## Task material

——————————

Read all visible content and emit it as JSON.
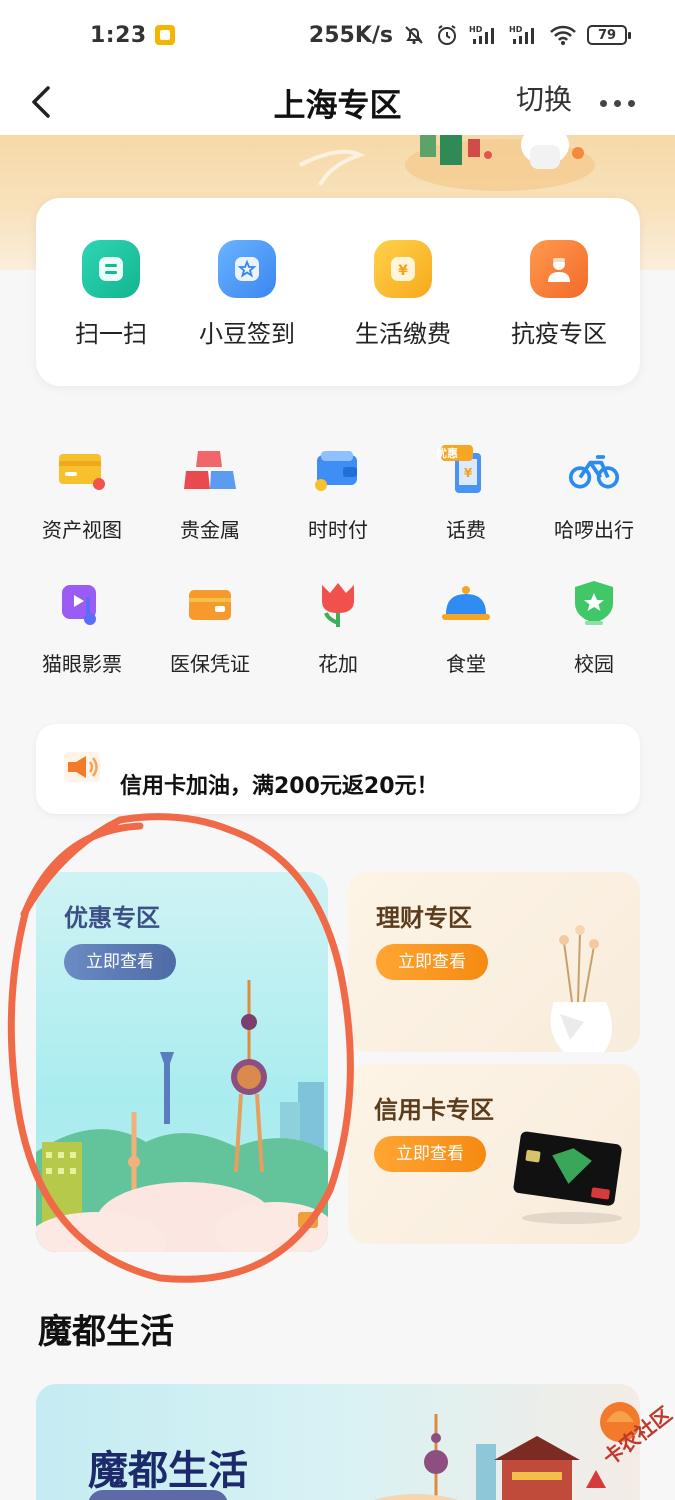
{
  "status_bar": {
    "time": "1:23",
    "speed": "255K/s",
    "battery": "79"
  },
  "nav": {
    "title": "上海专区",
    "switch_label": "切换"
  },
  "quick_actions": [
    {
      "label": "扫一扫",
      "icon": "scan-icon",
      "color": "#1ec8a6"
    },
    {
      "label": "小豆签到",
      "icon": "star-checkin-icon",
      "color": "#3d8ff0"
    },
    {
      "label": "生活缴费",
      "icon": "yuan-icon",
      "color": "#f7b52c"
    },
    {
      "label": "抗疫专区",
      "icon": "person-icon",
      "color": "#f3762e"
    }
  ],
  "grid": [
    {
      "label": "资产视图",
      "icon": "asset-card-icon"
    },
    {
      "label": "贵金属",
      "icon": "gold-bars-icon"
    },
    {
      "label": "时时付",
      "icon": "wallet-icon"
    },
    {
      "label": "话费",
      "icon": "phone-bill-icon",
      "badge": "优惠"
    },
    {
      "label": "哈啰出行",
      "icon": "bicycle-icon"
    },
    {
      "label": "猫眼影票",
      "icon": "music-ticket-icon"
    },
    {
      "label": "医保凭证",
      "icon": "medical-card-icon"
    },
    {
      "label": "花加",
      "icon": "tulip-icon"
    },
    {
      "label": "食堂",
      "icon": "food-cloche-icon"
    },
    {
      "label": "校园",
      "icon": "campus-shield-icon"
    }
  ],
  "notice": {
    "text": "信用卡加油，满200元返20元！"
  },
  "zones": {
    "discount": {
      "title": "优惠专区",
      "button": "立即查看"
    },
    "finance": {
      "title": "理财专区",
      "button": "立即查看"
    },
    "credit": {
      "title": "信用卡专区",
      "button": "立即查看"
    }
  },
  "section": {
    "title": "魔都生活",
    "banner_title": "魔都生活"
  },
  "watermark": "卡农社区",
  "colors": {
    "accent_orange": "#f79a1e",
    "annotation_red": "#f06a48",
    "discount_btn": "#5a7bb0"
  }
}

——————————

## Problem requirements
Go through the listing above and work out how many lines contain the string "card". Reply with the number alone.

## Answer below
2